§ DATASET RECORDS:
* Begin *
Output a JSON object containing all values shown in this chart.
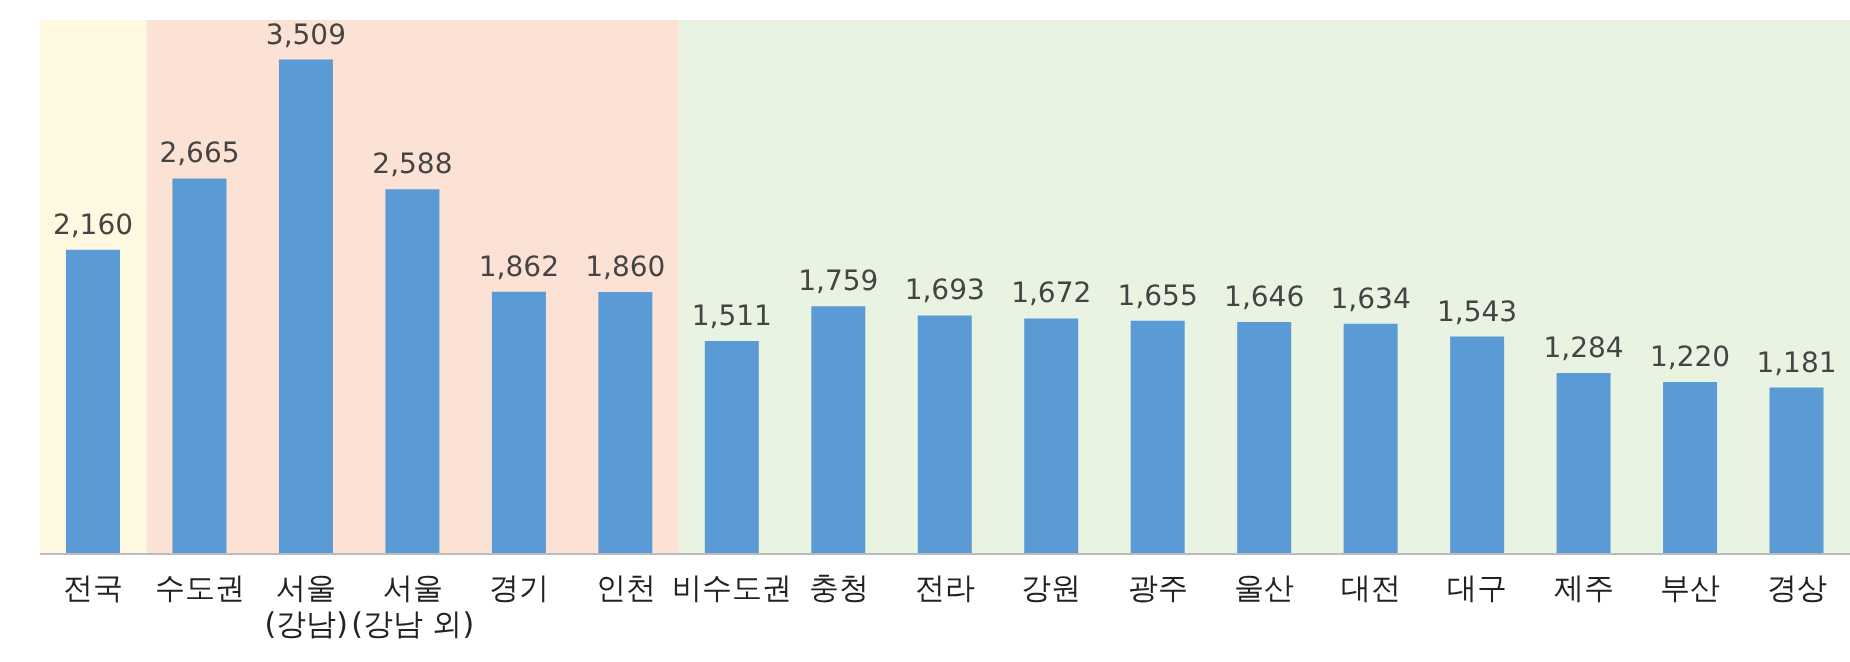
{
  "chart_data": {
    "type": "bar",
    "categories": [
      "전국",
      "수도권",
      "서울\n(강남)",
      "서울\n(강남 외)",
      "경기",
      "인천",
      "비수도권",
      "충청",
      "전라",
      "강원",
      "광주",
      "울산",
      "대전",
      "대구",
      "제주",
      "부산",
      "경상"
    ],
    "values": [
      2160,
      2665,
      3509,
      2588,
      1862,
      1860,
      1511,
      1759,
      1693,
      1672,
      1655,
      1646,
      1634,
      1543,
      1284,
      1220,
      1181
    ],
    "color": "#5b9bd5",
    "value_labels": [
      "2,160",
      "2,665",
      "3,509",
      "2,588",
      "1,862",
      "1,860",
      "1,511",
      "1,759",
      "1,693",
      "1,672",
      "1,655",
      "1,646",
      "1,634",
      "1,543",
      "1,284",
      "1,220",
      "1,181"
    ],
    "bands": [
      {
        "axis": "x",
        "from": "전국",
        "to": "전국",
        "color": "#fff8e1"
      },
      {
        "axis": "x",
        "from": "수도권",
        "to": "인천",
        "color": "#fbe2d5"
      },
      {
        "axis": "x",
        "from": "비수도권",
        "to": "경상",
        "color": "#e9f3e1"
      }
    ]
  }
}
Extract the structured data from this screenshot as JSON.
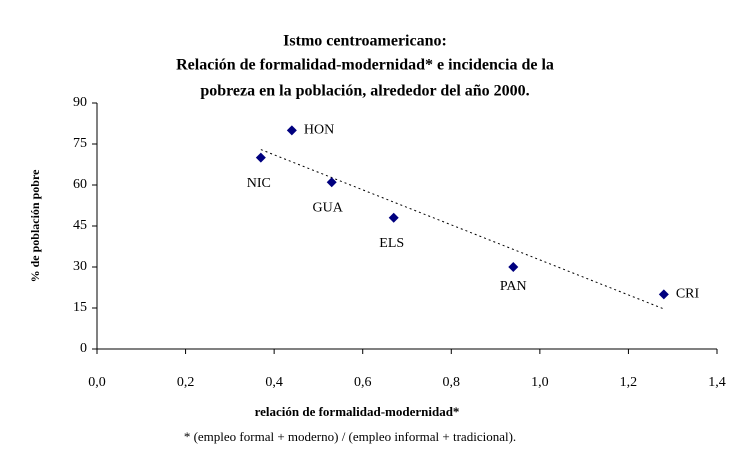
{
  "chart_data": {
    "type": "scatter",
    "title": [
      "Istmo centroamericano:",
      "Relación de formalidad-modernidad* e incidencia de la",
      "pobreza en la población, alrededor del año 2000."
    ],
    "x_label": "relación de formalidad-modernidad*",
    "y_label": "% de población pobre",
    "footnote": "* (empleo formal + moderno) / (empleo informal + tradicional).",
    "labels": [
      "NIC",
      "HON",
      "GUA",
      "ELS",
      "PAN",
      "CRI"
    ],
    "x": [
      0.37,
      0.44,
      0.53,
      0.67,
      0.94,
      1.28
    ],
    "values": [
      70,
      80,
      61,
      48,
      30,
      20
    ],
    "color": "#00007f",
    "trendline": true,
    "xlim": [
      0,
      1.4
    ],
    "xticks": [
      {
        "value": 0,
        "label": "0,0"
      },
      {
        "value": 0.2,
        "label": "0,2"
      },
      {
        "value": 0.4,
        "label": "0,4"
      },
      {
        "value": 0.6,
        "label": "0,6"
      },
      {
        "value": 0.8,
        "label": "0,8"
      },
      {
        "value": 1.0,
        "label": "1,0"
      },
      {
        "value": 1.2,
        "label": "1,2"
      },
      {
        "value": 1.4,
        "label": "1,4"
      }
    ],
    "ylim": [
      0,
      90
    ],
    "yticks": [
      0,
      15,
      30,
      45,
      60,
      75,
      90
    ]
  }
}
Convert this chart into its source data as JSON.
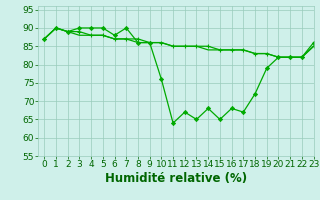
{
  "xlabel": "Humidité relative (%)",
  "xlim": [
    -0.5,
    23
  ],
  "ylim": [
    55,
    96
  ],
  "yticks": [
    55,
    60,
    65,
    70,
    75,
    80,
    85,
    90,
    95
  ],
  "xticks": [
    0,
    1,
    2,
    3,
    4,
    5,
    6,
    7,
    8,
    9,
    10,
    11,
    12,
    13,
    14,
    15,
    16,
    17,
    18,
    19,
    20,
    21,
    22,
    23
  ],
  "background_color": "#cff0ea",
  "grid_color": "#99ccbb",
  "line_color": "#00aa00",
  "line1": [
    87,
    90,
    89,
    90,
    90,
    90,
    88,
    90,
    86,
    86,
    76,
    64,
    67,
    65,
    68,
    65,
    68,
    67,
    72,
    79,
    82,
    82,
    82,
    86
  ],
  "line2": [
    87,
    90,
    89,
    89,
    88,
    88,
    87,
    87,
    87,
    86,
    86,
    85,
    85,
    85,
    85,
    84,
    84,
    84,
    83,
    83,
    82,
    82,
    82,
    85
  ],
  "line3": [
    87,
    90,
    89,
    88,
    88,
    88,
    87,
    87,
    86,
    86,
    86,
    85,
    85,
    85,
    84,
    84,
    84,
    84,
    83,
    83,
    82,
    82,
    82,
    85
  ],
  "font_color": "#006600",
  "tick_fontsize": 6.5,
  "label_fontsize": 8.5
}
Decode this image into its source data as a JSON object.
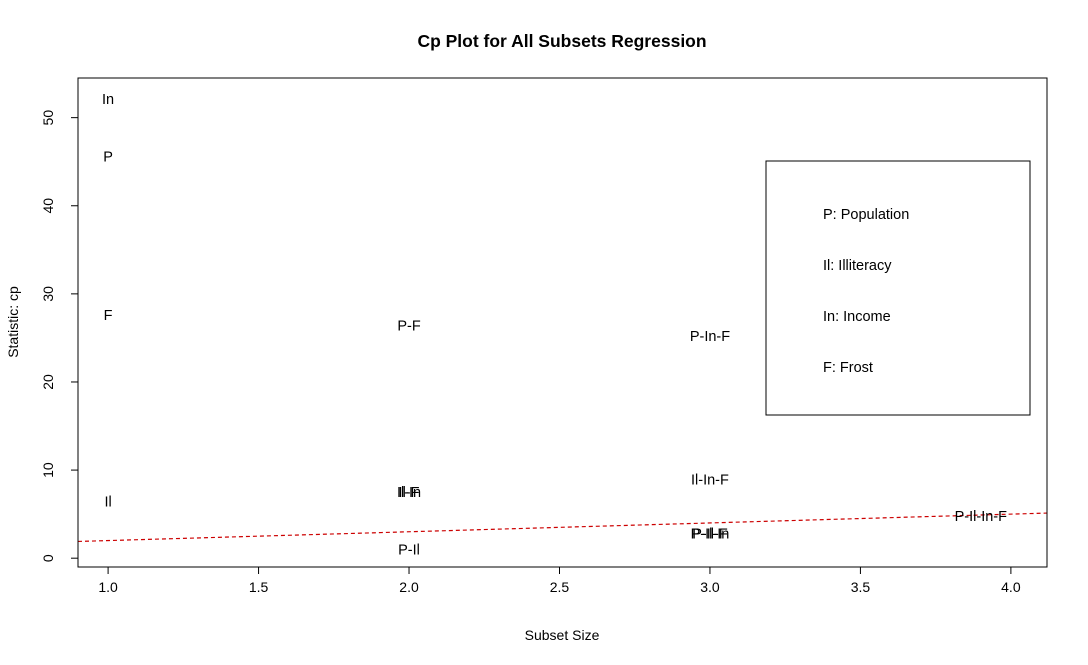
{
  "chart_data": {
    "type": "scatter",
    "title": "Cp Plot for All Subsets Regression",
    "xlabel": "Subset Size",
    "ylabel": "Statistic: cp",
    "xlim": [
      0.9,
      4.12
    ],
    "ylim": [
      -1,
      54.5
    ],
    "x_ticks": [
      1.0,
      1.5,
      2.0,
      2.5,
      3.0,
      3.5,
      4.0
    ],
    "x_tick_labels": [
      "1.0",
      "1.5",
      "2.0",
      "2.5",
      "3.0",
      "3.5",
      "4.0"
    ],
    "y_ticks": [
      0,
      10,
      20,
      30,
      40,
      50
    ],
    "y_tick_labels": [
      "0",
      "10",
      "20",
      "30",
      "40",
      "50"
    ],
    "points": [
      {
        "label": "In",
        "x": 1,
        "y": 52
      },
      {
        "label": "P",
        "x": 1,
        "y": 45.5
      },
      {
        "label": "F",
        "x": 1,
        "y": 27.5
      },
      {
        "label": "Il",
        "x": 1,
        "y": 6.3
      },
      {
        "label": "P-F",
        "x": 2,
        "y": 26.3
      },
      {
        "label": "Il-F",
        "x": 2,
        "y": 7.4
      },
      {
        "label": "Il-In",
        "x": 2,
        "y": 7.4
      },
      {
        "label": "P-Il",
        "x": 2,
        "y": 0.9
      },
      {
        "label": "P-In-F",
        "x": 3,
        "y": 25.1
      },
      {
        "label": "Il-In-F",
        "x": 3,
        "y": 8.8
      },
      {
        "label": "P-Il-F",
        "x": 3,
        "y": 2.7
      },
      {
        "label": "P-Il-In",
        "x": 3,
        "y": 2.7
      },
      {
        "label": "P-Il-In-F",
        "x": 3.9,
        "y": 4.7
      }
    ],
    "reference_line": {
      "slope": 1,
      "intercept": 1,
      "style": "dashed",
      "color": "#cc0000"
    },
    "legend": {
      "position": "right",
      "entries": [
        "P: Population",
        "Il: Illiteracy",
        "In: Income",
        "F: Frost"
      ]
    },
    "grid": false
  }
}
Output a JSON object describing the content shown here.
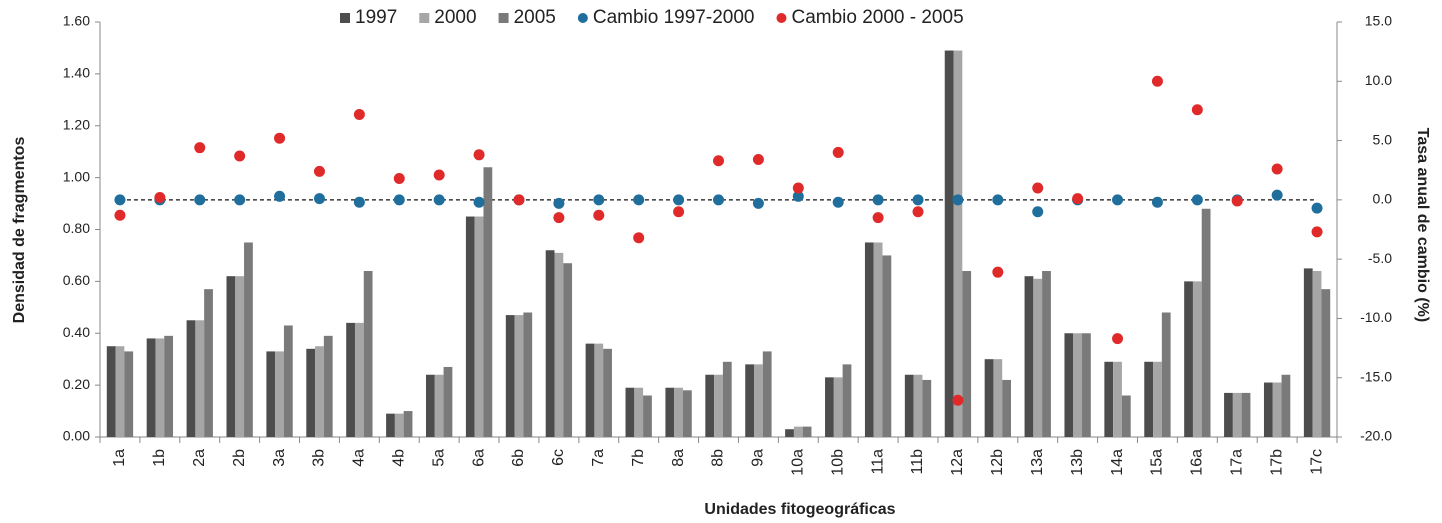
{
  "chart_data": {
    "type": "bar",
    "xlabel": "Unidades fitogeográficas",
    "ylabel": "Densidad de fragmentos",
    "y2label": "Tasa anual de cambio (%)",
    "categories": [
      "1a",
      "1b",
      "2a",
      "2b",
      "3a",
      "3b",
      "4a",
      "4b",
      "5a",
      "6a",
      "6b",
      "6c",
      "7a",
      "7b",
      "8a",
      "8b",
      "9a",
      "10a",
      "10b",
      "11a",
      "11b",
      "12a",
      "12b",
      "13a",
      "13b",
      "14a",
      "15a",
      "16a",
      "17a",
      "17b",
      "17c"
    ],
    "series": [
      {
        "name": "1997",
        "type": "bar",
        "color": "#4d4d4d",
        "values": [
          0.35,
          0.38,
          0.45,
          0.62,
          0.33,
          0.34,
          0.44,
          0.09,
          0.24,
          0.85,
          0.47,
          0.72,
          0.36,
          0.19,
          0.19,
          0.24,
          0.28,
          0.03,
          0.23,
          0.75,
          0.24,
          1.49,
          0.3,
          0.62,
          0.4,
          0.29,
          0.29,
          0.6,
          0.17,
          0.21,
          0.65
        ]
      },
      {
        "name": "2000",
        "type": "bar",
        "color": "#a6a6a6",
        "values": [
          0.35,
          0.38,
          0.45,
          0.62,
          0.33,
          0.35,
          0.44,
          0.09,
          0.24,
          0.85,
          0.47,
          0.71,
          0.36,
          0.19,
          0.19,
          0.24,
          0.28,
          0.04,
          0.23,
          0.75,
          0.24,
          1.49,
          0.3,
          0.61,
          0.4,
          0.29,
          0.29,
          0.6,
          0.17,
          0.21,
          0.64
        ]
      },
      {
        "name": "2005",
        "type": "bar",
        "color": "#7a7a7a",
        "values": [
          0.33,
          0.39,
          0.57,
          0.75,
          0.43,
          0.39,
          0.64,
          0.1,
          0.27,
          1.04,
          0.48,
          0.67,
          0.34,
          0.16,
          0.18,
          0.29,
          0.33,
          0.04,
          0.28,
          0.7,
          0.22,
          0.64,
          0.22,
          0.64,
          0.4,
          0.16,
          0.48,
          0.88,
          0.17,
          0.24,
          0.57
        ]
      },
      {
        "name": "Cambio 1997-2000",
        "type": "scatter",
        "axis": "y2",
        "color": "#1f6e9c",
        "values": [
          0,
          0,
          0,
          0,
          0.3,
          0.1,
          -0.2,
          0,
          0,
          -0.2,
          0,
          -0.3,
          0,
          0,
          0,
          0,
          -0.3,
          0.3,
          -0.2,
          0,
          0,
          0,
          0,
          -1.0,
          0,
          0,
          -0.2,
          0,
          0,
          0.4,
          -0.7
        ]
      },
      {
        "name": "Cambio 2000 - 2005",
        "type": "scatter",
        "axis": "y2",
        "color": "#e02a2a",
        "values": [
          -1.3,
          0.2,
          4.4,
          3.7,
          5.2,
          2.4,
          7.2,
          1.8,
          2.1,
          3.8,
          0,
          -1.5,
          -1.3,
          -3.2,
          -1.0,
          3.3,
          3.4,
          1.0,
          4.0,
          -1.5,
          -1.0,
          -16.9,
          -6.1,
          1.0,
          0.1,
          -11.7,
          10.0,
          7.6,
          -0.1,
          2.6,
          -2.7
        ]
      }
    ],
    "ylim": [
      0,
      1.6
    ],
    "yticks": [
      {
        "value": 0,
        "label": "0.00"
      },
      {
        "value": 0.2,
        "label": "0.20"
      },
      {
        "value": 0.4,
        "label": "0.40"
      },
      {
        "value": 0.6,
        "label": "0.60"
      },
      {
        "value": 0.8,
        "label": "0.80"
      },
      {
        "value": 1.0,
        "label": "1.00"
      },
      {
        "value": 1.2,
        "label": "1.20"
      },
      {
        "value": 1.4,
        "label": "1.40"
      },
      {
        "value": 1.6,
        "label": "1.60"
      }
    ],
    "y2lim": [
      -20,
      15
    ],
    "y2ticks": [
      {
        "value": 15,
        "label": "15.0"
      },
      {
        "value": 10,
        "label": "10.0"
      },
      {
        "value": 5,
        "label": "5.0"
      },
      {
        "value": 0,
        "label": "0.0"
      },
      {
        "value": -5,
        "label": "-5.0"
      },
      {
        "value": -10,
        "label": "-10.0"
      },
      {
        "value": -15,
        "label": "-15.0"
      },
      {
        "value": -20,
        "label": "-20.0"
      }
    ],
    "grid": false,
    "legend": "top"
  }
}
* End *
§ GOAL: Pull out all lines of the data with the string "into".

§ WRITTEN REPLY:
Convert this chart into its source data as JSON.
Decode this image into its source data as a JSON object.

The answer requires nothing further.